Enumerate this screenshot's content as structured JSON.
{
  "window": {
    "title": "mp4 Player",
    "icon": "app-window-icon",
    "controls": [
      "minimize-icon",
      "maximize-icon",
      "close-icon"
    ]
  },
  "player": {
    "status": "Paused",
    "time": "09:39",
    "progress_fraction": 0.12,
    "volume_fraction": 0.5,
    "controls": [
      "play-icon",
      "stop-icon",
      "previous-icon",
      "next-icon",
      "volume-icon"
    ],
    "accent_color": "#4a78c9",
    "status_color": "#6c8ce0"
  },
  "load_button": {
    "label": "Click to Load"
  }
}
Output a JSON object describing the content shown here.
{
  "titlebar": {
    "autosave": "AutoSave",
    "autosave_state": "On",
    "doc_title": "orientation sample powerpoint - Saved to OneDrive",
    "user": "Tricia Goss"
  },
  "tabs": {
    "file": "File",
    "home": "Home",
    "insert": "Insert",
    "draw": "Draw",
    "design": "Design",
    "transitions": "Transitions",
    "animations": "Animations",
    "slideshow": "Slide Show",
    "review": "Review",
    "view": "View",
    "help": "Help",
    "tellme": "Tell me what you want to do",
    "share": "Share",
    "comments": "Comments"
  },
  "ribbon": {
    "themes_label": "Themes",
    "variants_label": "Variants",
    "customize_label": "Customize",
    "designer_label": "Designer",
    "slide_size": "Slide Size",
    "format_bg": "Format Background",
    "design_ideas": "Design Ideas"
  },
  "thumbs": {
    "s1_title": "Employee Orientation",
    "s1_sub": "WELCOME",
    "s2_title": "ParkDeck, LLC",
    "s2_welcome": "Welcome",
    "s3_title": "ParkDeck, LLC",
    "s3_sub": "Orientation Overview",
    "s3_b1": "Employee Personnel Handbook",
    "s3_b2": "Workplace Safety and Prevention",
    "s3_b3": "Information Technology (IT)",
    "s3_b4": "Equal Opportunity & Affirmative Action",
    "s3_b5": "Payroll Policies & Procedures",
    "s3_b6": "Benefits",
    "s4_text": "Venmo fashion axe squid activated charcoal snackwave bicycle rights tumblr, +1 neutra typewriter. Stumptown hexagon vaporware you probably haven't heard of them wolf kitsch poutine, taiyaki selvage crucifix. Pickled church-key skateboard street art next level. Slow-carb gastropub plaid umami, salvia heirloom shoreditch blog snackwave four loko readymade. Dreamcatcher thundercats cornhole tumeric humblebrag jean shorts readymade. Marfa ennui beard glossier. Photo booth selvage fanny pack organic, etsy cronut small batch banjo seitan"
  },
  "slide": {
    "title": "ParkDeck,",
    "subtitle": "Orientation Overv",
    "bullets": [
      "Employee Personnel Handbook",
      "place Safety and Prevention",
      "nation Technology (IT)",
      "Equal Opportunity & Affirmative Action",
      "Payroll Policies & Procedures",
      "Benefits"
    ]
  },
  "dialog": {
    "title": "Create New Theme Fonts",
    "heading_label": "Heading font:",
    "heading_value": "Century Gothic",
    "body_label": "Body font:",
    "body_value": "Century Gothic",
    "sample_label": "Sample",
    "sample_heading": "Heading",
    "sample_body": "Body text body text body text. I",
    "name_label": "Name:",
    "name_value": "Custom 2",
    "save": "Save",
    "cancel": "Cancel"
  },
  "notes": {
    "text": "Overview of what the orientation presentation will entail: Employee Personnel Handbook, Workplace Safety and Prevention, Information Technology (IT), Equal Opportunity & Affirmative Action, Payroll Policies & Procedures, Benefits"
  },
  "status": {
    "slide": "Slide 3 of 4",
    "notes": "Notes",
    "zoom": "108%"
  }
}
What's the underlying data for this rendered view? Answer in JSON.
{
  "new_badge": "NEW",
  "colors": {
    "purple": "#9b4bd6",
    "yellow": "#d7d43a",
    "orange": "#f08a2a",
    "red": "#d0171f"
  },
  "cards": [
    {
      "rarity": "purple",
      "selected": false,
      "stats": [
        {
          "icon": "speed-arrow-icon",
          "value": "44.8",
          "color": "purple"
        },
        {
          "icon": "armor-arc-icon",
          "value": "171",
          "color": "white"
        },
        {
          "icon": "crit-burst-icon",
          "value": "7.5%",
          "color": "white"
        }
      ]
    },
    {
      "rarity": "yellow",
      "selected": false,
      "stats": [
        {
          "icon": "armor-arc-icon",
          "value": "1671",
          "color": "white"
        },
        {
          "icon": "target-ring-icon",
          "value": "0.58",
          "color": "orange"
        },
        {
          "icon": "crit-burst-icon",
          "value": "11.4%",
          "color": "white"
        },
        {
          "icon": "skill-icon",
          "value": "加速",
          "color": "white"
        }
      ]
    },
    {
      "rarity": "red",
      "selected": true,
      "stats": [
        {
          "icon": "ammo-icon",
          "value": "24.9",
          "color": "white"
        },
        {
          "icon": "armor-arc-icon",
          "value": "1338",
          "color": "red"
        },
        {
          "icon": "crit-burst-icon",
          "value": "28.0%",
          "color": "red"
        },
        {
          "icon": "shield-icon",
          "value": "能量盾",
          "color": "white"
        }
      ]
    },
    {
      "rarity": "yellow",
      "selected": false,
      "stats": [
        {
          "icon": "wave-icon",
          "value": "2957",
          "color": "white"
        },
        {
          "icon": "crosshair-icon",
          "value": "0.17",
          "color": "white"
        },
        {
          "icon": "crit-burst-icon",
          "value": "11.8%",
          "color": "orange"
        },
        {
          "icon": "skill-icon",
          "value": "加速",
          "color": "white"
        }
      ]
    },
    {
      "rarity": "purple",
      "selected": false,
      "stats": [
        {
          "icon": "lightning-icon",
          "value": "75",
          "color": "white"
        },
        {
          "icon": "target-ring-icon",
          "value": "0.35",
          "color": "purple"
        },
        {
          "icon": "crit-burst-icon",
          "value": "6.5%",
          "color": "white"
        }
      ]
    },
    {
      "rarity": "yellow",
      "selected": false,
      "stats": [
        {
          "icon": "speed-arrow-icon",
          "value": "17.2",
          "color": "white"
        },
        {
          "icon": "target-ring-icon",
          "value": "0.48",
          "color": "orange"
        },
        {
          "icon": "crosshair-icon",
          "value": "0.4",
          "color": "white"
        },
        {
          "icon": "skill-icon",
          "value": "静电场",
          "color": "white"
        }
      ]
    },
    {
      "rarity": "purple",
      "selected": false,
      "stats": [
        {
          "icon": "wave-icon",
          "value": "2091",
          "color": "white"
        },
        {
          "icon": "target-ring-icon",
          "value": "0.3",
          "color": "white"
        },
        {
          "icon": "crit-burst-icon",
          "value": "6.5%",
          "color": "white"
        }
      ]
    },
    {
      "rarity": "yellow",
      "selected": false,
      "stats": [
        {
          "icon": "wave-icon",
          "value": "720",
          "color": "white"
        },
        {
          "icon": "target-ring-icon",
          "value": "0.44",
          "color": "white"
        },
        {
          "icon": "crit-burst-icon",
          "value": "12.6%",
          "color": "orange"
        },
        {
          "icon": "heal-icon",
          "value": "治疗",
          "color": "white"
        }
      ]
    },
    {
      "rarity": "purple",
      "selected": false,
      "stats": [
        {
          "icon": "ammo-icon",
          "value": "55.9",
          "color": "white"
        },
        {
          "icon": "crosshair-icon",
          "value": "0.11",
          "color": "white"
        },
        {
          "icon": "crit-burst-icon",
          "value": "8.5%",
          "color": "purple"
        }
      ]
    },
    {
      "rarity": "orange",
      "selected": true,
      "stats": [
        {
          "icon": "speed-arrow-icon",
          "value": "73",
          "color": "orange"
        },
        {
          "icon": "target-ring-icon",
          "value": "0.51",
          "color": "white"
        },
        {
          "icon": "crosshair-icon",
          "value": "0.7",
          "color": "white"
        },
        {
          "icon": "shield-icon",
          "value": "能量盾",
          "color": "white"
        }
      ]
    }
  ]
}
+ + + + + + +
• **EXERCISE BRIEF**
Go through the records above, find every line with the word "Overview", and list those lines.

• **RESPONSE**
    "s3_sub": "Orientation Overview",
    "text": "Overview of what the orientation presentation will entail: Employee Personnel Handbook, Workplace Safety and Prevention, Information Technology (IT), Equal Opportunity & Affirmative Action, Payroll Policies & Procedures, Benefits"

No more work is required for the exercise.